### WRITTEN TASK
Exact repetition of every entry is required.
— BEGIN SUPPLIED DATA —
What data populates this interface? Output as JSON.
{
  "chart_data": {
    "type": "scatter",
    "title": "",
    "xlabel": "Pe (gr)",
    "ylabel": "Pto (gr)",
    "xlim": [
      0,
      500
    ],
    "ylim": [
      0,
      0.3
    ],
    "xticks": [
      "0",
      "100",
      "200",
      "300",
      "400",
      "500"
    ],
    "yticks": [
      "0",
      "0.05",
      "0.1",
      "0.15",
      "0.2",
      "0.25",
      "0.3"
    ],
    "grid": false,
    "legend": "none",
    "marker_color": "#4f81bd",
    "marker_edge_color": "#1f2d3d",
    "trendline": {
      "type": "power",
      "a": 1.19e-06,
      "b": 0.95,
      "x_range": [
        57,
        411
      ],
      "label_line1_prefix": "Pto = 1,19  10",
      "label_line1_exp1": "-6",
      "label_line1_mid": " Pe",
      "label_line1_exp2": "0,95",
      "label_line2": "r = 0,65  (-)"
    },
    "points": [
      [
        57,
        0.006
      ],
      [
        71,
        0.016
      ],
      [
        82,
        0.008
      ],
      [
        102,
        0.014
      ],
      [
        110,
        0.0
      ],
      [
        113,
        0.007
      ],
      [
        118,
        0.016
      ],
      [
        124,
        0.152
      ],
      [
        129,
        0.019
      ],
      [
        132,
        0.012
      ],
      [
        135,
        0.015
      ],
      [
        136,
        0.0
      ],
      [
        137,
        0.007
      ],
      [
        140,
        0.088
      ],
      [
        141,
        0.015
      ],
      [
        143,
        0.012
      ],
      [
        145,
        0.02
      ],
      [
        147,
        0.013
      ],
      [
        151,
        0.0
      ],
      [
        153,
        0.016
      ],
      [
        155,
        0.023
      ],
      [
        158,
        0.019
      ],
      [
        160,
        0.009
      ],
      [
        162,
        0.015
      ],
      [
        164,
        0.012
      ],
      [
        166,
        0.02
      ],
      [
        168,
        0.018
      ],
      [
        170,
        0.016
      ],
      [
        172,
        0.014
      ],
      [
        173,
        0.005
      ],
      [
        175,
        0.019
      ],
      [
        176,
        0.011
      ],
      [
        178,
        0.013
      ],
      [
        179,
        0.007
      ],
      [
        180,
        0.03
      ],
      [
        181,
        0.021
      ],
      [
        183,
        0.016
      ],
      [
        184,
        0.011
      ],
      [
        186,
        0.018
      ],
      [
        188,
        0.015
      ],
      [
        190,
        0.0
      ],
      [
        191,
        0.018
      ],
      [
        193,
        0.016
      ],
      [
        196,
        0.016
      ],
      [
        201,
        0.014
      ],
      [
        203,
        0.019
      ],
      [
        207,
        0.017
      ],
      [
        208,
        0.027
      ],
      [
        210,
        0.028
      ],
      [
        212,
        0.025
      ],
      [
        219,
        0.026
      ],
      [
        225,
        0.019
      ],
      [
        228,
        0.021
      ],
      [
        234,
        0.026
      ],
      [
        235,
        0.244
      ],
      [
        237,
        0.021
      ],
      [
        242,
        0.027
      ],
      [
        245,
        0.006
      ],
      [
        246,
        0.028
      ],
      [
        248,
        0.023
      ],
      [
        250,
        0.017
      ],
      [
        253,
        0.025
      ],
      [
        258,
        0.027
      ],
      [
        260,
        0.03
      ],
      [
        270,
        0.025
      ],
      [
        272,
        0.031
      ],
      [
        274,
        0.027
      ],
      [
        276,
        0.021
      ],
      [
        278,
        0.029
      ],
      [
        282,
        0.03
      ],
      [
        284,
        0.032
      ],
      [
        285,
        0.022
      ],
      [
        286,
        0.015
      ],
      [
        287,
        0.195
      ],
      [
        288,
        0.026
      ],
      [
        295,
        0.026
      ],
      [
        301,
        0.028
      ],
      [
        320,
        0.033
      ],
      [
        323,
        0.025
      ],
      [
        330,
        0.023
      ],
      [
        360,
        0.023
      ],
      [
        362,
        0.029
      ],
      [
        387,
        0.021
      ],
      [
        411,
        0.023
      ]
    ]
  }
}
— END SUPPLIED DATA —
### ANSWER
What data populates this interface? Output as JSON.
{
  "chart_data": {
    "type": "scatter",
    "title": "",
    "xlabel": "Pe (gr)",
    "ylabel": "Pto (gr)",
    "xlim": [
      0,
      500
    ],
    "ylim": [
      0,
      0.3
    ],
    "xticks": [
      "0",
      "100",
      "200",
      "300",
      "400",
      "500"
    ],
    "yticks": [
      "0",
      "0.05",
      "0.1",
      "0.15",
      "0.2",
      "0.25",
      "0.3"
    ],
    "grid": false,
    "legend": "none",
    "marker_color": "#4f81bd",
    "marker_edge_color": "#1f2d3d",
    "trendline": {
      "type": "power",
      "a": 1.19e-06,
      "b": 0.95,
      "x_range": [
        57,
        411
      ],
      "label_line1_prefix": "Pto = 1,19  10",
      "label_line1_exp1": "-6",
      "label_line1_mid": " Pe",
      "label_line1_exp2": "0,95",
      "label_line2": "r = 0,65  (-)"
    },
    "points": [
      [
        57,
        0.006
      ],
      [
        71,
        0.016
      ],
      [
        82,
        0.008
      ],
      [
        102,
        0.014
      ],
      [
        110,
        0.0
      ],
      [
        113,
        0.007
      ],
      [
        118,
        0.016
      ],
      [
        124,
        0.152
      ],
      [
        129,
        0.019
      ],
      [
        132,
        0.012
      ],
      [
        135,
        0.015
      ],
      [
        136,
        0.0
      ],
      [
        137,
        0.007
      ],
      [
        140,
        0.088
      ],
      [
        141,
        0.015
      ],
      [
        143,
        0.012
      ],
      [
        145,
        0.02
      ],
      [
        147,
        0.013
      ],
      [
        151,
        0.0
      ],
      [
        153,
        0.016
      ],
      [
        155,
        0.023
      ],
      [
        158,
        0.019
      ],
      [
        160,
        0.009
      ],
      [
        162,
        0.015
      ],
      [
        164,
        0.012
      ],
      [
        166,
        0.02
      ],
      [
        168,
        0.018
      ],
      [
        170,
        0.016
      ],
      [
        172,
        0.014
      ],
      [
        173,
        0.005
      ],
      [
        175,
        0.019
      ],
      [
        176,
        0.011
      ],
      [
        178,
        0.013
      ],
      [
        179,
        0.007
      ],
      [
        180,
        0.03
      ],
      [
        181,
        0.021
      ],
      [
        183,
        0.016
      ],
      [
        184,
        0.011
      ],
      [
        186,
        0.018
      ],
      [
        188,
        0.015
      ],
      [
        190,
        0.0
      ],
      [
        191,
        0.018
      ],
      [
        193,
        0.016
      ],
      [
        196,
        0.016
      ],
      [
        201,
        0.014
      ],
      [
        203,
        0.019
      ],
      [
        207,
        0.017
      ],
      [
        208,
        0.027
      ],
      [
        210,
        0.028
      ],
      [
        212,
        0.025
      ],
      [
        219,
        0.026
      ],
      [
        225,
        0.019
      ],
      [
        228,
        0.021
      ],
      [
        234,
        0.026
      ],
      [
        235,
        0.244
      ],
      [
        237,
        0.021
      ],
      [
        242,
        0.027
      ],
      [
        245,
        0.006
      ],
      [
        246,
        0.028
      ],
      [
        248,
        0.023
      ],
      [
        250,
        0.017
      ],
      [
        253,
        0.025
      ],
      [
        258,
        0.027
      ],
      [
        260,
        0.03
      ],
      [
        270,
        0.025
      ],
      [
        272,
        0.031
      ],
      [
        274,
        0.027
      ],
      [
        276,
        0.021
      ],
      [
        278,
        0.029
      ],
      [
        282,
        0.03
      ],
      [
        284,
        0.032
      ],
      [
        285,
        0.022
      ],
      [
        286,
        0.015
      ],
      [
        287,
        0.195
      ],
      [
        288,
        0.026
      ],
      [
        295,
        0.026
      ],
      [
        301,
        0.028
      ],
      [
        320,
        0.033
      ],
      [
        323,
        0.025
      ],
      [
        330,
        0.023
      ],
      [
        360,
        0.023
      ],
      [
        362,
        0.029
      ],
      [
        387,
        0.021
      ],
      [
        411,
        0.023
      ]
    ]
  }
}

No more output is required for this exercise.